▸ PROBLEM
Where does the string "MERTK" appear in the records? Copy every line that contains it.

▸ PROVIDED RECORDS
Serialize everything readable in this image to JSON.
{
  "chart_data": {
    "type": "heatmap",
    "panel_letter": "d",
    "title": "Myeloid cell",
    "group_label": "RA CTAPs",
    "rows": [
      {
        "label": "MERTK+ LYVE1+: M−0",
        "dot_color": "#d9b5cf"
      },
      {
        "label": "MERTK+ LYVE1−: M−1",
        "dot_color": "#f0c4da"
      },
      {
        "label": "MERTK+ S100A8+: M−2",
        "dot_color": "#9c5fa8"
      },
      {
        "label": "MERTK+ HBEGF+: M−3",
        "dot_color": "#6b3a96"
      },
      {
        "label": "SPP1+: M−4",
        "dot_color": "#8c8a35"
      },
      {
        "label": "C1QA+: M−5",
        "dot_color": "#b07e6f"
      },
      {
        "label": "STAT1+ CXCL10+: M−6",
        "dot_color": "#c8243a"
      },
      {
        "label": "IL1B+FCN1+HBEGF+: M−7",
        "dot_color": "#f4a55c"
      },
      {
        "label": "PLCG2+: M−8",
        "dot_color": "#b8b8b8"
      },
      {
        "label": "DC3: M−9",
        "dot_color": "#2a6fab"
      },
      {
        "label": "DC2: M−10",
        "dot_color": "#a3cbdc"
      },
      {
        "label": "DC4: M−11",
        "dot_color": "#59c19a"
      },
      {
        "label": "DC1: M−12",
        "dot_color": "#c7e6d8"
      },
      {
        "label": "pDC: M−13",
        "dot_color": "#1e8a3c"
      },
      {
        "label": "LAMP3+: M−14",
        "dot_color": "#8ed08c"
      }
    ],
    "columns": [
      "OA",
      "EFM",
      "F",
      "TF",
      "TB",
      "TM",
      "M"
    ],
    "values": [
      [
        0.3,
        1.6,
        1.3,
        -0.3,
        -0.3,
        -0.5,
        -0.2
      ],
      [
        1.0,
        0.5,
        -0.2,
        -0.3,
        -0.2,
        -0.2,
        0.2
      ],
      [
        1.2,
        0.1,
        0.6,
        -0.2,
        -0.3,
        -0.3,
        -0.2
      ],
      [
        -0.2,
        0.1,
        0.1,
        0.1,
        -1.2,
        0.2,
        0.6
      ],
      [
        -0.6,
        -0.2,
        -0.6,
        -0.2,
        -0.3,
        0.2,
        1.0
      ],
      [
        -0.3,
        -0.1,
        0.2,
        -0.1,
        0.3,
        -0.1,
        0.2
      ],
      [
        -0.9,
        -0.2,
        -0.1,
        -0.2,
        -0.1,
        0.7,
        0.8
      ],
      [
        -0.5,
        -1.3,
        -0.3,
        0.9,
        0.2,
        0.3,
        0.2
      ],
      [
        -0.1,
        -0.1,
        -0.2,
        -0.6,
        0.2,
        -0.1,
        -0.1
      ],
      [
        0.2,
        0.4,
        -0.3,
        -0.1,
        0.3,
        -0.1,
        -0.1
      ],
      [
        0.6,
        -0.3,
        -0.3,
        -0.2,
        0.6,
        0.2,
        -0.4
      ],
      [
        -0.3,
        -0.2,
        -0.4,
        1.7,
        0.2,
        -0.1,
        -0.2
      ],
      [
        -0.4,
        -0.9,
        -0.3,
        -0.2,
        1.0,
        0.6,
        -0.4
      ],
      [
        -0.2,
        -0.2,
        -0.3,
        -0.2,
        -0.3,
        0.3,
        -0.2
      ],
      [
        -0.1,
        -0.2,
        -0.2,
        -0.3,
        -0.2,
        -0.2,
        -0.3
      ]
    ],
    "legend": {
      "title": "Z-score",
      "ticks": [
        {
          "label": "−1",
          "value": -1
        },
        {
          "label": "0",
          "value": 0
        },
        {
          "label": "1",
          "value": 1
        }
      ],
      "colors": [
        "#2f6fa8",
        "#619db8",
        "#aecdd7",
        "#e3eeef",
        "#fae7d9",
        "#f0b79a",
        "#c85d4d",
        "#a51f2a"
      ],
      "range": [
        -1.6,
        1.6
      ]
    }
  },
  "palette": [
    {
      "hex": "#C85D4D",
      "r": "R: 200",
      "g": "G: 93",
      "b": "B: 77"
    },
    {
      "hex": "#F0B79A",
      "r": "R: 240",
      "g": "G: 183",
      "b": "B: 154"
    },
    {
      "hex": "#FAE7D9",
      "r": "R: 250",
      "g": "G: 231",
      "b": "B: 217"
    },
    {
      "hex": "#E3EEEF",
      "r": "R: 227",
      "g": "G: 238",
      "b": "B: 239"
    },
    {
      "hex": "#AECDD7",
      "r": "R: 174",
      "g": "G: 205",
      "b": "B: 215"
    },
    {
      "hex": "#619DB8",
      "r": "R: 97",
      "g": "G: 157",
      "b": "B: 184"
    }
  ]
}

▸ ANSWER TO THE TASK
        "label": "MERTK+ LYVE1+: M−0",
        "label": "MERTK+ LYVE1−: M−1",
        "label": "MERTK+ S100A8+: M−2",
        "label": "MERTK+ HBEGF+: M−3",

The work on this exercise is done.